--- Start Data in this exercise ---
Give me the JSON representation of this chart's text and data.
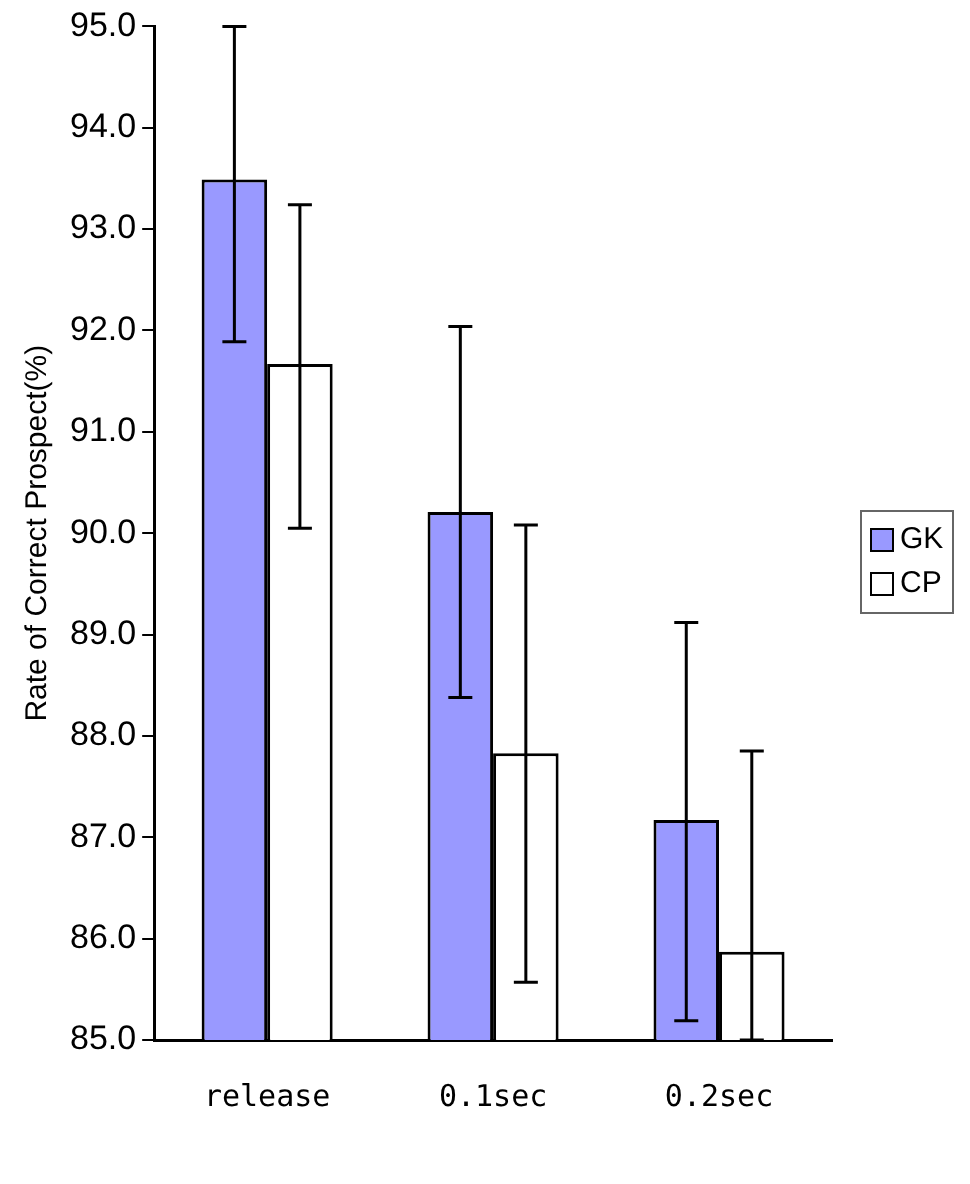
{
  "chart_data": {
    "type": "bar",
    "ylabel": "Rate of Correct Prospect(%)",
    "categories": [
      "release",
      "0.1sec",
      "0.2sec"
    ],
    "series": [
      {
        "name": "GK",
        "color": "#9999ff",
        "values": [
          93.49,
          90.21,
          87.17
        ],
        "errors": [
          [
            91.89,
            95
          ],
          [
            88.38,
            92.04
          ],
          [
            85.19,
            89.12
          ]
        ]
      },
      {
        "name": "CP",
        "color": "#ffffff",
        "values": [
          91.67,
          87.83,
          85.87
        ],
        "errors": [
          [
            90.05,
            93.24
          ],
          [
            85.57,
            90.08
          ],
          [
            85,
            87.85
          ]
        ]
      }
    ],
    "ylim": [
      85,
      95
    ],
    "yticks": [
      {
        "value": 85,
        "label": "85.0"
      },
      {
        "value": 86,
        "label": "86.0"
      },
      {
        "value": 87,
        "label": "87.0"
      },
      {
        "value": 88,
        "label": "88.0"
      },
      {
        "value": 89,
        "label": "89.0"
      },
      {
        "value": 90,
        "label": "90.0"
      },
      {
        "value": 91,
        "label": "91.0"
      },
      {
        "value": 92,
        "label": "92.0"
      },
      {
        "value": 93,
        "label": "93.0"
      },
      {
        "value": 94,
        "label": "94.0"
      },
      {
        "value": 95,
        "label": "95.0"
      }
    ],
    "grid": false,
    "legend": "right"
  }
}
--- End Data in this exercise ---
# Requirements
Go through the listing above and write it out again exactly, dropping the pictures.

# Response
Give me the JSON representation of this chart's text and data.
{
  "chart_data": {
    "type": "bar",
    "ylabel": "Rate of Correct Prospect(%)",
    "categories": [
      "release",
      "0.1sec",
      "0.2sec"
    ],
    "series": [
      {
        "name": "GK",
        "color": "#9999ff",
        "values": [
          93.49,
          90.21,
          87.17
        ],
        "errors": [
          [
            91.89,
            95
          ],
          [
            88.38,
            92.04
          ],
          [
            85.19,
            89.12
          ]
        ]
      },
      {
        "name": "CP",
        "color": "#ffffff",
        "values": [
          91.67,
          87.83,
          85.87
        ],
        "errors": [
          [
            90.05,
            93.24
          ],
          [
            85.57,
            90.08
          ],
          [
            85,
            87.85
          ]
        ]
      }
    ],
    "ylim": [
      85,
      95
    ],
    "yticks": [
      {
        "value": 85,
        "label": "85.0"
      },
      {
        "value": 86,
        "label": "86.0"
      },
      {
        "value": 87,
        "label": "87.0"
      },
      {
        "value": 88,
        "label": "88.0"
      },
      {
        "value": 89,
        "label": "89.0"
      },
      {
        "value": 90,
        "label": "90.0"
      },
      {
        "value": 91,
        "label": "91.0"
      },
      {
        "value": 92,
        "label": "92.0"
      },
      {
        "value": 93,
        "label": "93.0"
      },
      {
        "value": 94,
        "label": "94.0"
      },
      {
        "value": 95,
        "label": "95.0"
      }
    ],
    "grid": false,
    "legend": "right"
  }
}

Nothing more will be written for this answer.